Records follow. Select each line holding "Seite".

======== DATASET RECORDS ========

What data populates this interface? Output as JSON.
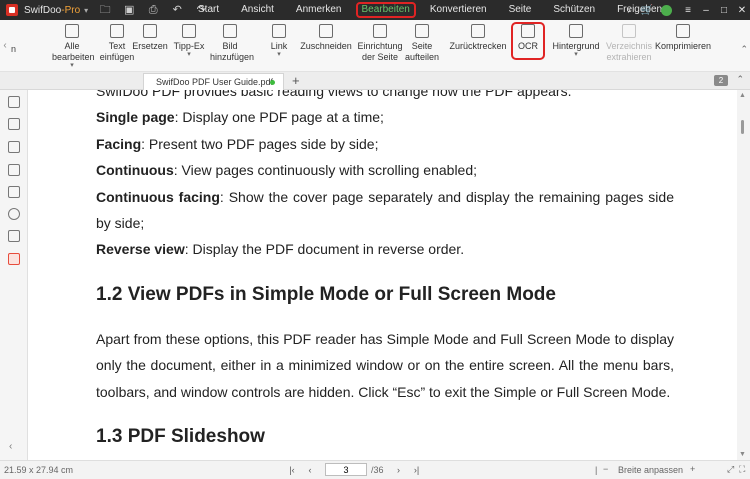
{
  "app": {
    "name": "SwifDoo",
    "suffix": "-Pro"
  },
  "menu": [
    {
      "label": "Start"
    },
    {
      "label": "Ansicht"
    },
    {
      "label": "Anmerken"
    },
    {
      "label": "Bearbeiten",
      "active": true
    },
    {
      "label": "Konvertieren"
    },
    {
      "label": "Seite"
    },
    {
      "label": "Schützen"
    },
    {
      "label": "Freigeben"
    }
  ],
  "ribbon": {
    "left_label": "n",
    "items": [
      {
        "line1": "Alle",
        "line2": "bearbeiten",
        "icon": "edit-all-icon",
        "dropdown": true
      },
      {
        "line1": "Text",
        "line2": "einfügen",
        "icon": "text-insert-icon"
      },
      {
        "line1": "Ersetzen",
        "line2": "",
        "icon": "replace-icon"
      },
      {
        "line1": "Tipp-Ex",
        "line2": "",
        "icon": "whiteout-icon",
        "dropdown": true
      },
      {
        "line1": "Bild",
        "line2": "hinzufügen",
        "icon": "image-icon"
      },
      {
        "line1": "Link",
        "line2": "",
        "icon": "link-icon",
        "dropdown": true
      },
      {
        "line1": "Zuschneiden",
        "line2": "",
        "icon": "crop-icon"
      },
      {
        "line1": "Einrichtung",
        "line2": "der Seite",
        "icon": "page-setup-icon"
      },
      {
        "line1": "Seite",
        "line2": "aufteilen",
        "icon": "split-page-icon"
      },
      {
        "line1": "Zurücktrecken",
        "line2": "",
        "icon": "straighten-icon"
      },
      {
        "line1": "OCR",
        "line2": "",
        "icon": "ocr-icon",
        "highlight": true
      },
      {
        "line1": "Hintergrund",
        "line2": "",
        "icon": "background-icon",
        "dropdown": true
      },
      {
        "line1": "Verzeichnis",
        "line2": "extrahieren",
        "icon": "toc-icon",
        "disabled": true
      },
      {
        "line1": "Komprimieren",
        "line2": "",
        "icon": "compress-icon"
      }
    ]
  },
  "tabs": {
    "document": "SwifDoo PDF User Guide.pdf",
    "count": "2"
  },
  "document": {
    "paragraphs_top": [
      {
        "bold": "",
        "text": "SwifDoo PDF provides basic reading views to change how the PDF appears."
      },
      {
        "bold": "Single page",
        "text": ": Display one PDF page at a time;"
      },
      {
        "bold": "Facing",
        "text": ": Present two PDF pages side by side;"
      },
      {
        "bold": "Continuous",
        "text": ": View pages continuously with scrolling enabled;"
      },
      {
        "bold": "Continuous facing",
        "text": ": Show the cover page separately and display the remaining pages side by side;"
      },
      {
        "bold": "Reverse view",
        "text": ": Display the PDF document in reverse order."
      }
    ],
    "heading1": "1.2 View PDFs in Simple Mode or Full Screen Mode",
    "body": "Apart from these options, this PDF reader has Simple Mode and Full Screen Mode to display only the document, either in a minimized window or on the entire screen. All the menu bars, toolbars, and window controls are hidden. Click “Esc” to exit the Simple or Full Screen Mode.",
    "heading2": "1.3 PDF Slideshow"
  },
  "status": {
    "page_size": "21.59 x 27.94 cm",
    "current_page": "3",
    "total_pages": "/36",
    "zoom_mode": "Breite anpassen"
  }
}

========
======== DATASET RECORDS ========

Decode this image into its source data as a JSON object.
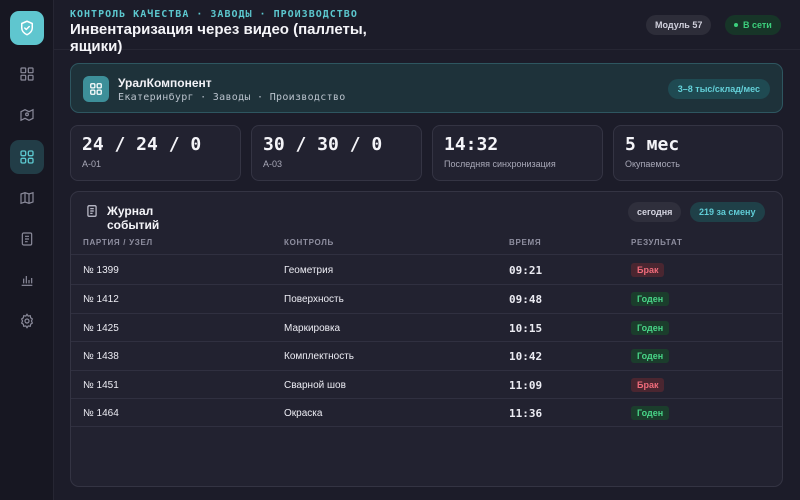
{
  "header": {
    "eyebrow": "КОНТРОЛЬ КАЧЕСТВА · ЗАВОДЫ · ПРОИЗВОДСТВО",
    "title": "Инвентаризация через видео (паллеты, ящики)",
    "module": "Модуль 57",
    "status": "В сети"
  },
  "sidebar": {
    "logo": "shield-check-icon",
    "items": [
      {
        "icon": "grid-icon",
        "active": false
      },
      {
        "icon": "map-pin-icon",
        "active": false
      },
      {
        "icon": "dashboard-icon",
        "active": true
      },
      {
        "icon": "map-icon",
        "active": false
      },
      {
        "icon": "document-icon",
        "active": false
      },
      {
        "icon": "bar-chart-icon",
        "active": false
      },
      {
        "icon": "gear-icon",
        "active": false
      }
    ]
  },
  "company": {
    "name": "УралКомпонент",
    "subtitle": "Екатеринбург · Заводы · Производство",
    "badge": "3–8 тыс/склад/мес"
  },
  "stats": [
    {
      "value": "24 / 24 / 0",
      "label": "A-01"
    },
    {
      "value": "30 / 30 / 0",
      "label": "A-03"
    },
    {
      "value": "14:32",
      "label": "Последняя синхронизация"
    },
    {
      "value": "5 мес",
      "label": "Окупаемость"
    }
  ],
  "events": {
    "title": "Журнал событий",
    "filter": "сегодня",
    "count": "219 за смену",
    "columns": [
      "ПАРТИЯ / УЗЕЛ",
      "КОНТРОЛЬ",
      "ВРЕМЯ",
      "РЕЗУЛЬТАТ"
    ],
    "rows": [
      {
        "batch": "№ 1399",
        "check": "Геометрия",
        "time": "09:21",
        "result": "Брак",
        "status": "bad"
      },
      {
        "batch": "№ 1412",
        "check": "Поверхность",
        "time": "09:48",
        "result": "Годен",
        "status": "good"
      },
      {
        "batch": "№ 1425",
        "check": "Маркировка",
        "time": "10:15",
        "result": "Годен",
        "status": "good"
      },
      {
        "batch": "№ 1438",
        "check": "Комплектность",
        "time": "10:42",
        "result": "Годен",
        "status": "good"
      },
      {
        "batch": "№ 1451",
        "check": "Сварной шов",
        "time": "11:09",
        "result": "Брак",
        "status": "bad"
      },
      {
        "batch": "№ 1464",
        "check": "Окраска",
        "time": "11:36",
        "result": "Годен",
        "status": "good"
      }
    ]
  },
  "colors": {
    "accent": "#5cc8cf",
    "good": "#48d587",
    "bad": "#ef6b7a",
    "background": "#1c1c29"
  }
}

========

## OUTPUT
      "label": "Seite"
        "line2": "der Seite",
        "line1": "Seite",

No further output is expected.